[Required task] Go through the data below and gather each line containing "materials".

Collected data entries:
════════
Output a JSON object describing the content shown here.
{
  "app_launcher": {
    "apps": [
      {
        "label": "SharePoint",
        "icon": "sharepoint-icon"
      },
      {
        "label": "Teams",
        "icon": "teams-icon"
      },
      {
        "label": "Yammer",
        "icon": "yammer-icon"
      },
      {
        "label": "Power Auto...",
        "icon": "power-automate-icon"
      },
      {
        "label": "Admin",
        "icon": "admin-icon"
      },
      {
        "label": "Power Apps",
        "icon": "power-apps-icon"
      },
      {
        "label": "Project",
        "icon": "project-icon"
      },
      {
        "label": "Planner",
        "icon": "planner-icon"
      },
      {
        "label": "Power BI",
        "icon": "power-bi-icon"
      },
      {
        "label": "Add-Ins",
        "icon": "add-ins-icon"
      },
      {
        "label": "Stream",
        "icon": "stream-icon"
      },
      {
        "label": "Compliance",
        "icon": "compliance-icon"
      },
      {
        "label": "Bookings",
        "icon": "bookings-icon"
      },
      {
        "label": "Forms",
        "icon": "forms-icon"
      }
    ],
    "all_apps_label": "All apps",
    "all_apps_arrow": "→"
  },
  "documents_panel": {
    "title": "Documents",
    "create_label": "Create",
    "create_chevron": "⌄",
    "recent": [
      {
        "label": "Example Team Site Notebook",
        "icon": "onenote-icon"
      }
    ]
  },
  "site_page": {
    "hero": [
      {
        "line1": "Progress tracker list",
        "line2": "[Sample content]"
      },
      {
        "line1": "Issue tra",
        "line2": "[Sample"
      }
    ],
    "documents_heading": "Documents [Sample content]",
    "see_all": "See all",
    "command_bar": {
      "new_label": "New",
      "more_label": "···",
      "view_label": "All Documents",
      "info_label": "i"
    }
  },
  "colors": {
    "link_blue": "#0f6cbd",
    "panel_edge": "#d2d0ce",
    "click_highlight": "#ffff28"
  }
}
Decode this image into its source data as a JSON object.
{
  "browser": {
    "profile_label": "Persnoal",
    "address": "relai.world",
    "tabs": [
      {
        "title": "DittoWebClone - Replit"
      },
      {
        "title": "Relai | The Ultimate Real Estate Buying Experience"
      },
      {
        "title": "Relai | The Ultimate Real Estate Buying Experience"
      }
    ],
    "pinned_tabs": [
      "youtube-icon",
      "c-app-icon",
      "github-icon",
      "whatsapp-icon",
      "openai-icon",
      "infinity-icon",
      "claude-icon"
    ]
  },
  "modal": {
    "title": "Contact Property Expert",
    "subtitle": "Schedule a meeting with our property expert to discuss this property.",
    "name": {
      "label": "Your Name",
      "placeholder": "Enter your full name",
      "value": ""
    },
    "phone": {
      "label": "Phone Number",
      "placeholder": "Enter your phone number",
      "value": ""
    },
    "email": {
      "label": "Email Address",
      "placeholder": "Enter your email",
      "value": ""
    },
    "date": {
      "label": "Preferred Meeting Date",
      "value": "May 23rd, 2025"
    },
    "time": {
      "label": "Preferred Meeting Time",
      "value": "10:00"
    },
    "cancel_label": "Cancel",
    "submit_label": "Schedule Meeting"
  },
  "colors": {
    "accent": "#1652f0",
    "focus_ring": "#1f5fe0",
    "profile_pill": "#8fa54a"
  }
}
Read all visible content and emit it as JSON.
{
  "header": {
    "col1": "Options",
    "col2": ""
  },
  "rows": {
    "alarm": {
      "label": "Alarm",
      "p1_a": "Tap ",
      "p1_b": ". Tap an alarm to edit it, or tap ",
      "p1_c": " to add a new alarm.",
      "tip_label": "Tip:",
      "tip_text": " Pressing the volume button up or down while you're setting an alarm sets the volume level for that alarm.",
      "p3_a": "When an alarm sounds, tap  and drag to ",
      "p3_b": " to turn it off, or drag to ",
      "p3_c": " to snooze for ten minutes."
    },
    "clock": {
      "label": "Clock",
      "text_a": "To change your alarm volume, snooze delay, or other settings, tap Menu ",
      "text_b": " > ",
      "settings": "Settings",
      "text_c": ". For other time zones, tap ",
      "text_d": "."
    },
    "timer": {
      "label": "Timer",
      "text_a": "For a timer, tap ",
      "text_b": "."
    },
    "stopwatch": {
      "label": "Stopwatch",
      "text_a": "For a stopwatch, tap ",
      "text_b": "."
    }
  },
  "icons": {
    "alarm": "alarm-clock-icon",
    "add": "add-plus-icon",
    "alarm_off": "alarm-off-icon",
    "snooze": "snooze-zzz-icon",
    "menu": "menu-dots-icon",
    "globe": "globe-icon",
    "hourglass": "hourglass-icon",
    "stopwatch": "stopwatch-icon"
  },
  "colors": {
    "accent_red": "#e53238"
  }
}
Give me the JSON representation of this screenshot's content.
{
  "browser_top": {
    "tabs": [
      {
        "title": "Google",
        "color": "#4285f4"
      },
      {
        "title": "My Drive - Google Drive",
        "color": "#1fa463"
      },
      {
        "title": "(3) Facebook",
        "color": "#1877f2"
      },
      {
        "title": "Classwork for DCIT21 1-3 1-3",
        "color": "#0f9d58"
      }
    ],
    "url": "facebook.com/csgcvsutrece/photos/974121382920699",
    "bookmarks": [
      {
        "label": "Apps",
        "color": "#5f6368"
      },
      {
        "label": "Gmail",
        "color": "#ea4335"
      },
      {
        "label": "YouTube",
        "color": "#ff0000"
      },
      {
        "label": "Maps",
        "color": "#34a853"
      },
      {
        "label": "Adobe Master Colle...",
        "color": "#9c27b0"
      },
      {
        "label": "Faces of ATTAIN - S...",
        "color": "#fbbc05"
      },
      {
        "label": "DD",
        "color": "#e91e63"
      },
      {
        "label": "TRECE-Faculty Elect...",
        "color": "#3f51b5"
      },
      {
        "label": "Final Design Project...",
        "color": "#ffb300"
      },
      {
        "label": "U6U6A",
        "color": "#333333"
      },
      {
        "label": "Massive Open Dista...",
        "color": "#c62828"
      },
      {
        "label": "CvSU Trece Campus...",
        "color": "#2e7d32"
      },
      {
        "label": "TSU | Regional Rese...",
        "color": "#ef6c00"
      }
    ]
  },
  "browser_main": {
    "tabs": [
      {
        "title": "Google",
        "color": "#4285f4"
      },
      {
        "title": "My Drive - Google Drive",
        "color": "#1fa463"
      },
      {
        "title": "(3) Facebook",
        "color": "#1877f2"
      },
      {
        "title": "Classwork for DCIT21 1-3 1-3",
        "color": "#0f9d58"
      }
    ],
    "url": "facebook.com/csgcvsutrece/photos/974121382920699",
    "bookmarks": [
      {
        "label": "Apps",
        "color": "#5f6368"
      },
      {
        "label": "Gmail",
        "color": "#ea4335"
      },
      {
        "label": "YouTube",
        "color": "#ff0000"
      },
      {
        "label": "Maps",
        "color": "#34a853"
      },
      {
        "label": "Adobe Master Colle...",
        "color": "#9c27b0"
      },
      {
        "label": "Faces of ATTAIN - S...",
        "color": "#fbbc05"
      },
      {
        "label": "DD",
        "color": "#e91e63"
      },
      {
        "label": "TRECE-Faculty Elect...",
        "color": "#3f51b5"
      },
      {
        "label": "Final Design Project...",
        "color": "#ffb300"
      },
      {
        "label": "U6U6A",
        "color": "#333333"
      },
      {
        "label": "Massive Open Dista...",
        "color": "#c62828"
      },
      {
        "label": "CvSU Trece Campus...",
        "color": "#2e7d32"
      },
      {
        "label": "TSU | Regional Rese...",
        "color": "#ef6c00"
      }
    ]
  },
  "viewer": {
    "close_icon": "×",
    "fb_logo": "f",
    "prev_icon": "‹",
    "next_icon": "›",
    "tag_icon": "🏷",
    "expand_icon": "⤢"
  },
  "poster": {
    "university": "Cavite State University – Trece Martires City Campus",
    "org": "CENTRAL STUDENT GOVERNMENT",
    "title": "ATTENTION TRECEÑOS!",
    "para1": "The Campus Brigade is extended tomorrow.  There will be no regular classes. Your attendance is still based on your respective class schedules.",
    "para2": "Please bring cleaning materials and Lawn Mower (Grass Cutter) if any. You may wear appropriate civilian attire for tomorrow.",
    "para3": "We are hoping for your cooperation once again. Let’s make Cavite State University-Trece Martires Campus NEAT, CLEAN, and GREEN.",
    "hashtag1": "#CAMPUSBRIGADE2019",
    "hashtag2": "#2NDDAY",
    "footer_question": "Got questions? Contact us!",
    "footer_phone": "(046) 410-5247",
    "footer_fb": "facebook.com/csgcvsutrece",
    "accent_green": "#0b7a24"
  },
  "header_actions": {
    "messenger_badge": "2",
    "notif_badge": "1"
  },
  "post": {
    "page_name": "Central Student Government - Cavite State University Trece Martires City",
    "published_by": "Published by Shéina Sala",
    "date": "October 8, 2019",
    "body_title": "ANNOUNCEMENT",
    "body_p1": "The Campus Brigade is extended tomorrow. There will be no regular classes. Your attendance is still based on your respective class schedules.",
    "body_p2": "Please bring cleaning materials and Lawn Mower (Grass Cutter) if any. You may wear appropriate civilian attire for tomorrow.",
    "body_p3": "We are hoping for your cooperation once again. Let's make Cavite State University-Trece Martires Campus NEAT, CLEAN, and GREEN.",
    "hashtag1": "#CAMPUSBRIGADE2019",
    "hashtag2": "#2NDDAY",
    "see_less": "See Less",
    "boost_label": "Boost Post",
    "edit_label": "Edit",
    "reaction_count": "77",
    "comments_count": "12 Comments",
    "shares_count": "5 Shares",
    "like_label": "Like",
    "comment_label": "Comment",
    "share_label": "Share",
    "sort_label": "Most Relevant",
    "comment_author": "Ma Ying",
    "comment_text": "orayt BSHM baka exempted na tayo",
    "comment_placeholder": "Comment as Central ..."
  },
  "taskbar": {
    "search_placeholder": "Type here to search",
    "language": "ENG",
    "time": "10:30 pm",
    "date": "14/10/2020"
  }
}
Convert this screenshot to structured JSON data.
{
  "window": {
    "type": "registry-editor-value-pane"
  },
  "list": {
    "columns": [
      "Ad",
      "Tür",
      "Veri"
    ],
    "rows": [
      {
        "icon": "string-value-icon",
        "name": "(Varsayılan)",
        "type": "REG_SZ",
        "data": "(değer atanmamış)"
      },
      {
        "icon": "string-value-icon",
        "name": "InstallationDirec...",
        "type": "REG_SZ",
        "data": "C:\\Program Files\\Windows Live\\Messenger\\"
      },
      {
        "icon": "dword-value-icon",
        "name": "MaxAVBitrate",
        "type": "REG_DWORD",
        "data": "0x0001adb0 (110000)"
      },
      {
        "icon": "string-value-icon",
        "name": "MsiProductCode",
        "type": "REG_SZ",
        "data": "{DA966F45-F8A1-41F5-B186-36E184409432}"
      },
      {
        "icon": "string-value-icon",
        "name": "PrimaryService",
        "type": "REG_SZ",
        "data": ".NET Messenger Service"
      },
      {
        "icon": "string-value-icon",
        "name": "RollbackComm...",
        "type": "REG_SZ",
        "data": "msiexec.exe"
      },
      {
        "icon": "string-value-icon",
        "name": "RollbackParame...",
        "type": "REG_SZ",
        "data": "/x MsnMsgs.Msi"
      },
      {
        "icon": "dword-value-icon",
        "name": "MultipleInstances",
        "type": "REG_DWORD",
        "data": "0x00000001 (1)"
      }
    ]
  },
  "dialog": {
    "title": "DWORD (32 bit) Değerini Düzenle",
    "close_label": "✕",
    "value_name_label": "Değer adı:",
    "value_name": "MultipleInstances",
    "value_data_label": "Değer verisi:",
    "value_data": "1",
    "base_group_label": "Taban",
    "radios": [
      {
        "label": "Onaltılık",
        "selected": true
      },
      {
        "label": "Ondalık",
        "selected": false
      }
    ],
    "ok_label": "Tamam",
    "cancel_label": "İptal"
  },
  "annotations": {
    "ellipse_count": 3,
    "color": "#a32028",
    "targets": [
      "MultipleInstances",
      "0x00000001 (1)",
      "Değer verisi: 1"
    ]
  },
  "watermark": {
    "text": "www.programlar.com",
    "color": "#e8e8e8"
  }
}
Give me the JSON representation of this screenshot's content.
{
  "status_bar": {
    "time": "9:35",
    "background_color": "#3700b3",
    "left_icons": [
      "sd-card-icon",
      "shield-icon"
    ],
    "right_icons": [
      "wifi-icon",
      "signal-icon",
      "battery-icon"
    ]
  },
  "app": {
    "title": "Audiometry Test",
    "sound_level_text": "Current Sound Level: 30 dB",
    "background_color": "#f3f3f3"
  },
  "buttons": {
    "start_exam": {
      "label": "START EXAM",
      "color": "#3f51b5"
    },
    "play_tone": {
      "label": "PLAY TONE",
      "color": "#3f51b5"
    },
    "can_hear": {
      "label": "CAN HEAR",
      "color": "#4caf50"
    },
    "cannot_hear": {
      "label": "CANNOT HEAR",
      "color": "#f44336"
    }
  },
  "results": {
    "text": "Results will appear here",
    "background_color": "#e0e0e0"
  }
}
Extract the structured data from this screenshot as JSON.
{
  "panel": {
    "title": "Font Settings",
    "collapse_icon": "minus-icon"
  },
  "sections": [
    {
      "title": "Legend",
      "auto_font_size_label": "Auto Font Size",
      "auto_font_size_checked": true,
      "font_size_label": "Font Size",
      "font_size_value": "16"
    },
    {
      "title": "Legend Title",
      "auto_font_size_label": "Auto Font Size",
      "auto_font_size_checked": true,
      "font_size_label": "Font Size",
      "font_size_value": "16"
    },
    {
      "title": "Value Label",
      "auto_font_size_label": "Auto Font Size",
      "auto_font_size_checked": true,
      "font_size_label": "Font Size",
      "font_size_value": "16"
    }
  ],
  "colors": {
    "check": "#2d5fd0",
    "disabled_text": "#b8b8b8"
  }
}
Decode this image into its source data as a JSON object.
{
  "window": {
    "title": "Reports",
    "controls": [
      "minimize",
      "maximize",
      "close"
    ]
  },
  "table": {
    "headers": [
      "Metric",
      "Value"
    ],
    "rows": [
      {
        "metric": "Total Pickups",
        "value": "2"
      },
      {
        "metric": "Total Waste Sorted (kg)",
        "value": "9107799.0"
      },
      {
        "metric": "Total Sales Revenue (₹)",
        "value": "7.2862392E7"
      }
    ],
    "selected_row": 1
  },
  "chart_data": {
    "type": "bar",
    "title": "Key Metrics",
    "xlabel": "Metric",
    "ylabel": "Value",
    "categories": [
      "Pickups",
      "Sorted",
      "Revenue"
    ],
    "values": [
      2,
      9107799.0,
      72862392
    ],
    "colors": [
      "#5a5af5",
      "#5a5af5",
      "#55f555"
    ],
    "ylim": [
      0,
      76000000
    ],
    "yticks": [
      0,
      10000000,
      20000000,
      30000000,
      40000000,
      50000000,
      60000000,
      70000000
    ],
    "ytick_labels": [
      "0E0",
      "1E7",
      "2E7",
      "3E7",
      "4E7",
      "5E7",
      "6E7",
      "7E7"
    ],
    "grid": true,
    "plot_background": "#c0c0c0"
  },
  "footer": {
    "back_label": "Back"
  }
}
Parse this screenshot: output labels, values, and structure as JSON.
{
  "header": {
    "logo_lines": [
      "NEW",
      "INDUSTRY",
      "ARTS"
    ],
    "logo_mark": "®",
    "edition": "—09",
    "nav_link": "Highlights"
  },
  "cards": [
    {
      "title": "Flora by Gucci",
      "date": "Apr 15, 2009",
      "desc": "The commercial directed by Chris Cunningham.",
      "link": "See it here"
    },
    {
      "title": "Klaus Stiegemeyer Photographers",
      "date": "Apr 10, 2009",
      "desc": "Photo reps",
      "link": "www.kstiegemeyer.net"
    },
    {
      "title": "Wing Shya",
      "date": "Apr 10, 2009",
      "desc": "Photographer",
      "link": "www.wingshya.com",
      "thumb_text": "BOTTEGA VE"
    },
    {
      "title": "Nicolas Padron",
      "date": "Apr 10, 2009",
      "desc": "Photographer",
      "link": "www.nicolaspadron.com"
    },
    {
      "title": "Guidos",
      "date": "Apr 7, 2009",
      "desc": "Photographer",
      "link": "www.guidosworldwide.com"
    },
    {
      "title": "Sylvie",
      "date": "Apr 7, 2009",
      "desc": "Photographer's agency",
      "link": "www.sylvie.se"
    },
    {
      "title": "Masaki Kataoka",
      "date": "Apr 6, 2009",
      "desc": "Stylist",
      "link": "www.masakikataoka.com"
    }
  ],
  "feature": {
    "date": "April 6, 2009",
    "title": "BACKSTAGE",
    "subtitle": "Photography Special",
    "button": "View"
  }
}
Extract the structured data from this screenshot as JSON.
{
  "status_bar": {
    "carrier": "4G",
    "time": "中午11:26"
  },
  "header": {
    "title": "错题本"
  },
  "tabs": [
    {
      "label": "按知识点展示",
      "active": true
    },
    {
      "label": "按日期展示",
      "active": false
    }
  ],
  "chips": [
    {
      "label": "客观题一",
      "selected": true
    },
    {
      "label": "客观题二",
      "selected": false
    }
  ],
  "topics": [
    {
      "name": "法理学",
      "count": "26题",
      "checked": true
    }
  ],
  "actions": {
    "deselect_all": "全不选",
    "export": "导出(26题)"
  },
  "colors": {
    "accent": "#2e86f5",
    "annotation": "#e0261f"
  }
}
════════
[The output]
    "para2": "Please bring cleaning materials and Lawn Mower (Grass Cutter) if any. You may wear appropriate civilian attire for tomorrow.",
    "body_p2": "Please bring cleaning materials and Lawn Mower (Grass Cutter) if any. You may wear appropriate civilian attire for tomorrow.",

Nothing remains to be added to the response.